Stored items
|---|

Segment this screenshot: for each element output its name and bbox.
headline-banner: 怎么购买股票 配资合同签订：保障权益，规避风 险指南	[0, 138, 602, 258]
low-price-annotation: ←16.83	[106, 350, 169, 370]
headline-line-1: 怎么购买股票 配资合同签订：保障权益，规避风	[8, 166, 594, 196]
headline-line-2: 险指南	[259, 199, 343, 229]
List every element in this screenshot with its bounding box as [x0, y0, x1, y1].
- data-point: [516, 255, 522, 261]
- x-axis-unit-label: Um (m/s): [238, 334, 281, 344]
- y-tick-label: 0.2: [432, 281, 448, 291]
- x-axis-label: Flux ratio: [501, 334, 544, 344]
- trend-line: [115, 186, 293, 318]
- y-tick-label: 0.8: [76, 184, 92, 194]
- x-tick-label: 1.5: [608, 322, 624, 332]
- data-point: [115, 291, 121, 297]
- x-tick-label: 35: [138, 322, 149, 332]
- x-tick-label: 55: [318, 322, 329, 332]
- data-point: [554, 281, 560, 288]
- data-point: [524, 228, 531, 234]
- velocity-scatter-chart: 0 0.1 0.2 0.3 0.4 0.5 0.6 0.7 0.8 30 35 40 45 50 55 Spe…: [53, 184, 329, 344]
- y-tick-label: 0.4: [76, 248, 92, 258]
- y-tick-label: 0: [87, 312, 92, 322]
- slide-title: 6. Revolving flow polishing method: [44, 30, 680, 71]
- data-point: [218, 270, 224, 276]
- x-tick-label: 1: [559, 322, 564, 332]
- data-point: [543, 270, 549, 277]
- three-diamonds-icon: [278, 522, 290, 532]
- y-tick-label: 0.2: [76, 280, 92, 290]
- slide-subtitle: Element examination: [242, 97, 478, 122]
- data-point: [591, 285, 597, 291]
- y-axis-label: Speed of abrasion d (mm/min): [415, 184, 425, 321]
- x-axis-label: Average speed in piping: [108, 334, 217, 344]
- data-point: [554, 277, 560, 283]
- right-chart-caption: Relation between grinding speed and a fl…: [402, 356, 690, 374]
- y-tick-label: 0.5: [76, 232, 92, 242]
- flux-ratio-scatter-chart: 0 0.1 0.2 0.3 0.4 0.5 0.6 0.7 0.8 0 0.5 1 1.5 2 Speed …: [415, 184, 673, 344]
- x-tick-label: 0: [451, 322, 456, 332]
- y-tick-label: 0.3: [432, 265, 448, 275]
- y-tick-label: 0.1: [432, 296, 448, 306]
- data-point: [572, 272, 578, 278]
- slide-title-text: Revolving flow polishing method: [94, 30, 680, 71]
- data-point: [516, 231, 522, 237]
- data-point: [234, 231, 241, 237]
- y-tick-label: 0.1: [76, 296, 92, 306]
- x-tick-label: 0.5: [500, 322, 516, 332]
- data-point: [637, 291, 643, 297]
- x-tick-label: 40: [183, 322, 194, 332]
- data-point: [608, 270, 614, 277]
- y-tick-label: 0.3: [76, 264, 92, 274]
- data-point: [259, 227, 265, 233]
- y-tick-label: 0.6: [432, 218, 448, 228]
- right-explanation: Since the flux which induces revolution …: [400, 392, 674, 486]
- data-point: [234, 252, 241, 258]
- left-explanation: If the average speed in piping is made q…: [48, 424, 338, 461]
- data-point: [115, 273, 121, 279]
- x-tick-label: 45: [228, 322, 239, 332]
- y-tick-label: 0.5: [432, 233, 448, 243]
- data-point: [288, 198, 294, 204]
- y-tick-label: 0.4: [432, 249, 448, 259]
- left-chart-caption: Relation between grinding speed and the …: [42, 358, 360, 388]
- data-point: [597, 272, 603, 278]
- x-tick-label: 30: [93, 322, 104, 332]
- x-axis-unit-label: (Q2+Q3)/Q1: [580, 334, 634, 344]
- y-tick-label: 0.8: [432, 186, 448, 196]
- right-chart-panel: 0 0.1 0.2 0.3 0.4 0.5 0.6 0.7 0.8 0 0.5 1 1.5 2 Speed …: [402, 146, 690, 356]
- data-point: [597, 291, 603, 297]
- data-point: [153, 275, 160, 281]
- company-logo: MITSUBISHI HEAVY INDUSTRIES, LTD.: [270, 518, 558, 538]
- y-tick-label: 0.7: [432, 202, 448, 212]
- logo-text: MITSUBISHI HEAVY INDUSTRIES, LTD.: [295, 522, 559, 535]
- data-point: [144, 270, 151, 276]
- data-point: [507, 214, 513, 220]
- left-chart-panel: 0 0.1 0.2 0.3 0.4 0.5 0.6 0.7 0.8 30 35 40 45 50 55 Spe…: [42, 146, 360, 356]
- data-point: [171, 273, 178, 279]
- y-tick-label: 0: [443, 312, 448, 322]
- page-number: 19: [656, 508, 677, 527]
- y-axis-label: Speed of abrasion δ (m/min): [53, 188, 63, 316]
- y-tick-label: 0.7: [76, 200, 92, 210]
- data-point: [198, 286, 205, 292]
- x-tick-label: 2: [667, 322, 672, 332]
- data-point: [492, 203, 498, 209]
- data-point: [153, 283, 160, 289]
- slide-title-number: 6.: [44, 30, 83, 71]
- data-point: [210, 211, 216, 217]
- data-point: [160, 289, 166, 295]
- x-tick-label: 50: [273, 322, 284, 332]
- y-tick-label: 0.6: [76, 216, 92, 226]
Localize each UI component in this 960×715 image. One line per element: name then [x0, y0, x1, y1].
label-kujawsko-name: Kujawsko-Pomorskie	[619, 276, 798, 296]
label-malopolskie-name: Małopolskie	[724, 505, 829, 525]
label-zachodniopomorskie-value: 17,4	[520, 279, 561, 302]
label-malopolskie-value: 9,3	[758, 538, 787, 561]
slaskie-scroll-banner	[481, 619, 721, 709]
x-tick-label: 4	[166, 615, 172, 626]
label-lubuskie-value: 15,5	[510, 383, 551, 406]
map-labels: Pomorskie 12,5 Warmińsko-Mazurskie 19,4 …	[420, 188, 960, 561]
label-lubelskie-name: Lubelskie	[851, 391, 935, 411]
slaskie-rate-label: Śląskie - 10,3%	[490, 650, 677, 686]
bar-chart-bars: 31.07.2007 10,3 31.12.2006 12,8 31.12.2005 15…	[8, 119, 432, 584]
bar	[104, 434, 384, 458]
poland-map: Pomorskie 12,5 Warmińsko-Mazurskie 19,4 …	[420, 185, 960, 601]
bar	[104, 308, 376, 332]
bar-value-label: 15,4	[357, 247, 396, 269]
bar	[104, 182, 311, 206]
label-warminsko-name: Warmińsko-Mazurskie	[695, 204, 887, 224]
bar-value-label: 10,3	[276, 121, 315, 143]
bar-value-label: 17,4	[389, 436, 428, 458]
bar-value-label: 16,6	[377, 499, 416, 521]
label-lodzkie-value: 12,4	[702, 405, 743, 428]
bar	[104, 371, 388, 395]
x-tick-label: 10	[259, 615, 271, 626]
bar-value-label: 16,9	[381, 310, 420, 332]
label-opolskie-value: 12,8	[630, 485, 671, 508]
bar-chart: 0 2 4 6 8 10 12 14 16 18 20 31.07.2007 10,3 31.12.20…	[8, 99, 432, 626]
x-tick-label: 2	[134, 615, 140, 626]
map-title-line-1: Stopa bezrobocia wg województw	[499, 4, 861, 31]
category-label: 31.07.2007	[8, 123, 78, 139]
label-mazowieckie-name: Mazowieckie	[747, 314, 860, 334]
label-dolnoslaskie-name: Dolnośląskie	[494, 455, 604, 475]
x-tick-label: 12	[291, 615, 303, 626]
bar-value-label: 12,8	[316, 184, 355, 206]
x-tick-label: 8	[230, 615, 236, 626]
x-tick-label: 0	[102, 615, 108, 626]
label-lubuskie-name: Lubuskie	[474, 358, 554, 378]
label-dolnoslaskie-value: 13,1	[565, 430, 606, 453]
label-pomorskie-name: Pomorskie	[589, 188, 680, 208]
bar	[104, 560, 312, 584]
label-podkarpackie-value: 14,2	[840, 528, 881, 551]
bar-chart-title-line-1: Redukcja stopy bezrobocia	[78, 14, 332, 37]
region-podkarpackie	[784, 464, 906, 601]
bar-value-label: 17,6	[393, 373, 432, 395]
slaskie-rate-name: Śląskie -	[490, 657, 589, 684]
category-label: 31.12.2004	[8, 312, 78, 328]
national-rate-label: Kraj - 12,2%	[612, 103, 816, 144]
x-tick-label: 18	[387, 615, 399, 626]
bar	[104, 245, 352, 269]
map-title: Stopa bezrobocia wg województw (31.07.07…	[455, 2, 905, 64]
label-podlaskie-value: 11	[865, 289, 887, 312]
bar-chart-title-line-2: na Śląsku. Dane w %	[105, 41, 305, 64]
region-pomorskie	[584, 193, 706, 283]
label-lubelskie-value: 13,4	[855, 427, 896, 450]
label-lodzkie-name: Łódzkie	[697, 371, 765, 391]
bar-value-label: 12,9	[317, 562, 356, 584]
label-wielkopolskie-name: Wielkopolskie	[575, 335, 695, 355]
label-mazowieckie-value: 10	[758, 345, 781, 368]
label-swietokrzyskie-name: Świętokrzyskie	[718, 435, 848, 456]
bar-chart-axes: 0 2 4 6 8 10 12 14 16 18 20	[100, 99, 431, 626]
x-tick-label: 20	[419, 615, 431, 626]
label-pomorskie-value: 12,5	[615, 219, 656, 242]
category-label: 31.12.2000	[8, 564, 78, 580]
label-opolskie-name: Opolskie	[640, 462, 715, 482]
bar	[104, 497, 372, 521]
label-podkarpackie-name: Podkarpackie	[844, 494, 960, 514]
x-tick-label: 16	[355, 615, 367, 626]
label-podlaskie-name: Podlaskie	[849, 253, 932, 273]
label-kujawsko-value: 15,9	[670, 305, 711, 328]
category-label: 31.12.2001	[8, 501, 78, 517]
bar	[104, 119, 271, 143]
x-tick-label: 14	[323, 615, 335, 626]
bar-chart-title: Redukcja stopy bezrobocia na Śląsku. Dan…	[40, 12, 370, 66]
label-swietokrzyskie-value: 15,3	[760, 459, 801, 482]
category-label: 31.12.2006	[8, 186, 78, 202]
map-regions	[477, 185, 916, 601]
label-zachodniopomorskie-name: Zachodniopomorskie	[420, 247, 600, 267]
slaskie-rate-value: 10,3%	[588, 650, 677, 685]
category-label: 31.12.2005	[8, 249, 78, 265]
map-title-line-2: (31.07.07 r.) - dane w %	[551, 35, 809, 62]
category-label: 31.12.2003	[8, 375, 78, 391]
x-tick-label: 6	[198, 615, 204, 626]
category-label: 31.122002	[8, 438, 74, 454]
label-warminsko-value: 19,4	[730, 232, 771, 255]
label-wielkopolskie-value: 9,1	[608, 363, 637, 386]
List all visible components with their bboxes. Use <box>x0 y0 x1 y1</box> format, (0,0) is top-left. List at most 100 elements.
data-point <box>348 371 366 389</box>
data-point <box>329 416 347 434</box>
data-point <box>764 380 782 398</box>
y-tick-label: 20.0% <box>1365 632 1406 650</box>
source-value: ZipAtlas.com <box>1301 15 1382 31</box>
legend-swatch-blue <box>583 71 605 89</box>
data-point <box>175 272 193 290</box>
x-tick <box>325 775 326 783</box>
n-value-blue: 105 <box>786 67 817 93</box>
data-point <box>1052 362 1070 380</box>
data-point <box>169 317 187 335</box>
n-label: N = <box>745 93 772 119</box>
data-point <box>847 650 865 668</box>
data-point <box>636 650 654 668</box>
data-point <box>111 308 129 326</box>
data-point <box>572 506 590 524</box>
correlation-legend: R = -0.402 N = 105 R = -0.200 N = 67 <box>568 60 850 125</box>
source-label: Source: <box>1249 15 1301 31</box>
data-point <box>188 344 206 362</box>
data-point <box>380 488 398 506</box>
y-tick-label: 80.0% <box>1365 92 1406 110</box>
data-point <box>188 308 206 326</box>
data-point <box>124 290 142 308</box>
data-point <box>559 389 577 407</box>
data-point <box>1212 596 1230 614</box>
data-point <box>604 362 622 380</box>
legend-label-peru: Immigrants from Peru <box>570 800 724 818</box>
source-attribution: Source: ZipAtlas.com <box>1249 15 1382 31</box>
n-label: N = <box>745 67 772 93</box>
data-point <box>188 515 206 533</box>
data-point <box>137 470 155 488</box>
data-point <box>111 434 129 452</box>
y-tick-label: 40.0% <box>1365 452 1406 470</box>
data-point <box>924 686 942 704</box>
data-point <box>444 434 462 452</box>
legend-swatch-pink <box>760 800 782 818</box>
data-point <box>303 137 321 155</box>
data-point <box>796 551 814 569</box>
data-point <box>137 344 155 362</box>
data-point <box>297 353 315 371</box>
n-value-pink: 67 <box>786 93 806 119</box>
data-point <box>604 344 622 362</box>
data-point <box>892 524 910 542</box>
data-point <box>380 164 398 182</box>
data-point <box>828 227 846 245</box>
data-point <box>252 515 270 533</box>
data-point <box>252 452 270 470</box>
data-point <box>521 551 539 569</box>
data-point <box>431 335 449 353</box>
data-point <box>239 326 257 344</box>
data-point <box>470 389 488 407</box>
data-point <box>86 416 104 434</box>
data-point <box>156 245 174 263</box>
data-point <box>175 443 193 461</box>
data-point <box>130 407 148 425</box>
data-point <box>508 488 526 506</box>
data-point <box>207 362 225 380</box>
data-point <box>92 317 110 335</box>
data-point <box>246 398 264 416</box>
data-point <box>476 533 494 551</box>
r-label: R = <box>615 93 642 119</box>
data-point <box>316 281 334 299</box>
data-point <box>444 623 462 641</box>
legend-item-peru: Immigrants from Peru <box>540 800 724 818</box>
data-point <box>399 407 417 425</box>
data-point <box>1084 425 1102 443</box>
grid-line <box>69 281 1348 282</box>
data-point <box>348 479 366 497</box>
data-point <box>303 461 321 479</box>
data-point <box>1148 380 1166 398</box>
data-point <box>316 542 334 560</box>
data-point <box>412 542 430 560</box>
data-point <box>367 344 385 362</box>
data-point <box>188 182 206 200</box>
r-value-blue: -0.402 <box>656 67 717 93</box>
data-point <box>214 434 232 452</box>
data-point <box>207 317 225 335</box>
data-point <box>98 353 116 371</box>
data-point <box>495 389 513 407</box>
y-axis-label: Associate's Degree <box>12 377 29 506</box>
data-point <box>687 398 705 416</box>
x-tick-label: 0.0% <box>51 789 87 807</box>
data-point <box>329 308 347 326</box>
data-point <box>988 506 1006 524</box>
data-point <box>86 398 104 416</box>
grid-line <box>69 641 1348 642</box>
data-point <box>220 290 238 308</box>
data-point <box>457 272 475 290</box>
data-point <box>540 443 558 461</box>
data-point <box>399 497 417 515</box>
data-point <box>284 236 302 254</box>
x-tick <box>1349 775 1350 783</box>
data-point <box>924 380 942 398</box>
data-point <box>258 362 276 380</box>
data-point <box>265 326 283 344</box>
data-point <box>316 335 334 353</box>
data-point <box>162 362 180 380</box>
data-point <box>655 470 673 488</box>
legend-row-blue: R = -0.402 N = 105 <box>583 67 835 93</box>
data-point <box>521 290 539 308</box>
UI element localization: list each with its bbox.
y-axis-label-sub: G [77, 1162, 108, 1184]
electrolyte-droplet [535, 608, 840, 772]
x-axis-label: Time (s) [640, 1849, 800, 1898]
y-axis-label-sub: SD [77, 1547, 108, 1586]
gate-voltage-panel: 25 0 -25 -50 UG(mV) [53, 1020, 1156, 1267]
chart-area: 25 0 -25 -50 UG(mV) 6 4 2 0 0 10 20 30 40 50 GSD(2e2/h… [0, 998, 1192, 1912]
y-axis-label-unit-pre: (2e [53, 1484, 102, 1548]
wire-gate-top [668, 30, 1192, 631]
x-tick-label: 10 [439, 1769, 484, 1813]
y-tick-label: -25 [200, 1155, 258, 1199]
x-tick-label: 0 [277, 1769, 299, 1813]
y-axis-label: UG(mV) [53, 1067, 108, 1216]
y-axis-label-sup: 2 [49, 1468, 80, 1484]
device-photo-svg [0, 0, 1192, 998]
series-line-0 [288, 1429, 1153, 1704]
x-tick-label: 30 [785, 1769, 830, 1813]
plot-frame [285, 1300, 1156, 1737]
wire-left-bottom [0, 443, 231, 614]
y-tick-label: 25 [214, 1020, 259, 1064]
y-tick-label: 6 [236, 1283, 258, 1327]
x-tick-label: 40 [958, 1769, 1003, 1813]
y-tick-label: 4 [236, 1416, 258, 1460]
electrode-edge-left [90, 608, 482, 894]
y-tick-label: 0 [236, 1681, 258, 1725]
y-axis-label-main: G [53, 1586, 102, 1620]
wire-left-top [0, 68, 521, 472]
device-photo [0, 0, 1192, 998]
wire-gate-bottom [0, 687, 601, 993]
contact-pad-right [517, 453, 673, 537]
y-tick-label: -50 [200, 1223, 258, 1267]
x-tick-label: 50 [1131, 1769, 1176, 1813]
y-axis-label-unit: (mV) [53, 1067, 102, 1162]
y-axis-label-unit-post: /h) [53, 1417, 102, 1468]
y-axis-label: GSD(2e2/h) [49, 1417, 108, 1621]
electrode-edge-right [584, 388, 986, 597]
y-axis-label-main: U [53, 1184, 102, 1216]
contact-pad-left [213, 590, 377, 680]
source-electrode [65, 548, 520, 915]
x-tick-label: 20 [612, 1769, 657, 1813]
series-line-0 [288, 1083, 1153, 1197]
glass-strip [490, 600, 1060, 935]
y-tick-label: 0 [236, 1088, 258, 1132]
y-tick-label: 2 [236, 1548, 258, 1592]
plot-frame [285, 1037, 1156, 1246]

|---|

▸ **What is required**:
Please return the data word for word, beginning at its first line and stopping after the line that contains "- y-tick-label: 0: [87, 312, 92, 322]".

▸ **Answer below**:
Segment this screenshot: for each element output its name and bbox.
headline-banner: 怎么购买股票 配资合同签订：保障权益，规避风 险指南	[0, 138, 602, 258]
low-price-annotation: ←16.83	[106, 350, 169, 370]
headline-line-1: 怎么购买股票 配资合同签订：保障权益，规避风	[8, 166, 594, 196]
headline-line-2: 险指南	[259, 199, 343, 229]
List every element in this screenshot with its bounding box as [x0, y0, x1, y1].
- data-point: [516, 255, 522, 261]
- x-axis-unit-label: Um (m/s): [238, 334, 281, 344]
- y-tick-label: 0.2: [432, 281, 448, 291]
- x-axis-label: Flux ratio: [501, 334, 544, 344]
- trend-line: [115, 186, 293, 318]
- y-tick-label: 0.8: [76, 184, 92, 194]
- x-tick-label: 1.5: [608, 322, 624, 332]
- data-point: [115, 291, 121, 297]
- x-tick-label: 35: [138, 322, 149, 332]
- x-tick-label: 55: [318, 322, 329, 332]
- data-point: [554, 281, 560, 288]
- data-point: [524, 228, 531, 234]
- velocity-scatter-chart: 0 0.1 0.2 0.3 0.4 0.5 0.6 0.7 0.8 30 35 40 45 50 55 Spe…: [53, 184, 329, 344]
- y-tick-label: 0.4: [76, 248, 92, 258]
- y-tick-label: 0: [87, 312, 92, 322]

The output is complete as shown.